◆ **Your task**: Reproduce the lines of the material exactly, excluding every image.

(Entries from a dataset)

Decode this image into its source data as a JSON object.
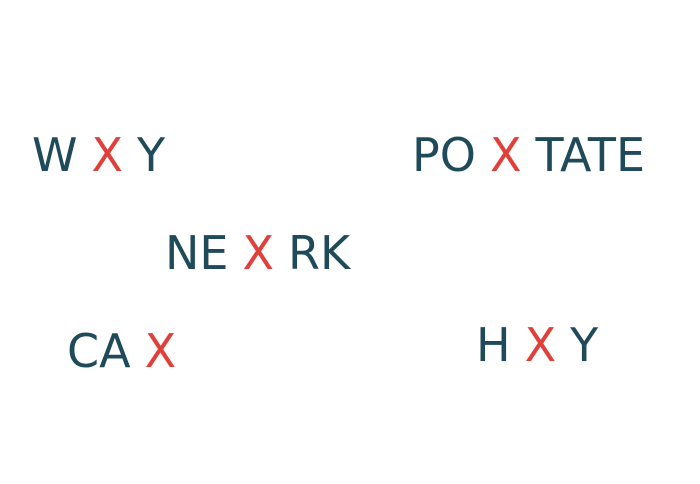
{
  "colors": {
    "dark": "#1f4a5a",
    "red": "#e0403a"
  },
  "words": [
    {
      "pre": "W",
      "mid": "X",
      "post": "Y"
    },
    {
      "pre": "PO",
      "mid": "X",
      "post": "TATE"
    },
    {
      "pre": "NE",
      "mid": "X",
      "post": "RK"
    },
    {
      "pre": "CA",
      "mid": "X",
      "post": ""
    },
    {
      "pre": "H",
      "mid": "X",
      "post": "Y"
    }
  ]
}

◆ **Output for this exercise**:
Decode this image into its source data as a JSON object.
{
  "colors": {
    "dark": "#1f4a5a",
    "red": "#e0403a"
  },
  "words": [
    {
      "pre": "W",
      "mid": "X",
      "post": "Y"
    },
    {
      "pre": "PO",
      "mid": "X",
      "post": "TATE"
    },
    {
      "pre": "NE",
      "mid": "X",
      "post": "RK"
    },
    {
      "pre": "CA",
      "mid": "X",
      "post": ""
    },
    {
      "pre": "H",
      "mid": "X",
      "post": "Y"
    }
  ]
}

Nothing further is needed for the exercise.